▶ [WHAT NEEDS TO BE DONE]:
Find "Give me a plain-text" in the records that follow; print that line and each subsequent line through the last one, verbatim and with nothing added.

▶ [AVAILABLE RECORDS]:
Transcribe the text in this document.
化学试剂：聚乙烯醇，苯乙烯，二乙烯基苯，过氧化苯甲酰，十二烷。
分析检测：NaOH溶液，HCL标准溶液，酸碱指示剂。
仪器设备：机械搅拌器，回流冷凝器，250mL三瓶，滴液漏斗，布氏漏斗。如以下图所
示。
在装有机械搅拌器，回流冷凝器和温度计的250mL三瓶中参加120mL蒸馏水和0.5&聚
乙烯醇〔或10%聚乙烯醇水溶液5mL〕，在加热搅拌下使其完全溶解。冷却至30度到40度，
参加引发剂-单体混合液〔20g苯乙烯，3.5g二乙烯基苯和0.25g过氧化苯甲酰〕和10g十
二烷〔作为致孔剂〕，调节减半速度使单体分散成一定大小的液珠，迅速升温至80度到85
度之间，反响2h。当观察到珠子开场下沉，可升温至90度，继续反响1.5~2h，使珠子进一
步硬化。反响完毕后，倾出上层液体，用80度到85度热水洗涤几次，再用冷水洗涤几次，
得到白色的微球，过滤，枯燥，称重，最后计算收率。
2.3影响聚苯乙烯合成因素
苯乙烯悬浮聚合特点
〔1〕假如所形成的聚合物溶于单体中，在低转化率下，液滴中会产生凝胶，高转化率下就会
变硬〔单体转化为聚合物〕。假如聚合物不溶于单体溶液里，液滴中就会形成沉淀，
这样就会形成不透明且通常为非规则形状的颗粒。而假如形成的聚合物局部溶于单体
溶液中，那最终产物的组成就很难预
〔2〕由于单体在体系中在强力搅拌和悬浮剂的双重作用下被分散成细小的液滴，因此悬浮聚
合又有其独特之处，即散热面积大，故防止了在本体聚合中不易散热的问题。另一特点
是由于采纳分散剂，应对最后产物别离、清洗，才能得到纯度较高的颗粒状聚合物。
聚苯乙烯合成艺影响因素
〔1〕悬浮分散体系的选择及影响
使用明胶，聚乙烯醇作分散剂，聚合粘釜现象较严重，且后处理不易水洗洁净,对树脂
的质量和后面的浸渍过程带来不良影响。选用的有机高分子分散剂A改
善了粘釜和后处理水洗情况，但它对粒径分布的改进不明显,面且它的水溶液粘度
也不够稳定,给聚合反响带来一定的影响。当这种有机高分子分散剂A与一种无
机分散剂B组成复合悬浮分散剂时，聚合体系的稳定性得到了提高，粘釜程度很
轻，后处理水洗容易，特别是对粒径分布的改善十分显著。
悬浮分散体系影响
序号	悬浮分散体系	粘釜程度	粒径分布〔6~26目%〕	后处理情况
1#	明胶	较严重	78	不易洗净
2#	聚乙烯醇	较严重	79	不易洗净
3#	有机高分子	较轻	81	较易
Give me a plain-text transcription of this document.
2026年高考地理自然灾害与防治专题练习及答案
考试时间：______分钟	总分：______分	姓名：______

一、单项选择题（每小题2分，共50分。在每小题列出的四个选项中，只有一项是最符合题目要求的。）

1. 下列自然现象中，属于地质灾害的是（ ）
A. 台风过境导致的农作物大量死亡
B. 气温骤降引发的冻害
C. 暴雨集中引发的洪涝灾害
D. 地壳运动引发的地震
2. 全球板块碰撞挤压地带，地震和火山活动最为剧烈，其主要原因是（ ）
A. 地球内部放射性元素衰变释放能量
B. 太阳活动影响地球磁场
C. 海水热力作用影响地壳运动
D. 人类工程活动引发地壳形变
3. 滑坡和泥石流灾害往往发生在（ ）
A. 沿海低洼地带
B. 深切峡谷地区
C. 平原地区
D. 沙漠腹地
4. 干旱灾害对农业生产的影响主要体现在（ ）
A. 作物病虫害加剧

▶ [SOLUTION]:
Give me a plain-text transcription of this document.
2026年高考地理自然灾害与防治专题练习及答案
考试时间：______分钟	总分：______分	姓名：______

一、单项选择题（每小题2分，共50分。在每小题列出的四个选项中，只有一项是最符合题目要求的。）

1. 下列自然现象中，属于地质灾害的是（ ）
A. 台风过境导致的农作物大量死亡
B. 气温骤降引发的冻害
C. 暴雨集中引发的洪涝灾害
D. 地壳运动引发的地震
2. 全球板块碰撞挤压地带，地震和火山活动最为剧烈，其主要原因是（ ）
A. 地球内部放射性元素衰变释放能量
B. 太阳活动影响地球磁场
C. 海水热力作用影响地壳运动
D. 人类工程活动引发地壳形变
3. 滑坡和泥石流灾害往往发生在（ ）
A. 沿海低洼地带
B. 深切峡谷地区
C. 平原地区
D. 沙漠腹地
4. 干旱灾害对农业生产的影响主要体现在（ ）
A. 作物病虫害加剧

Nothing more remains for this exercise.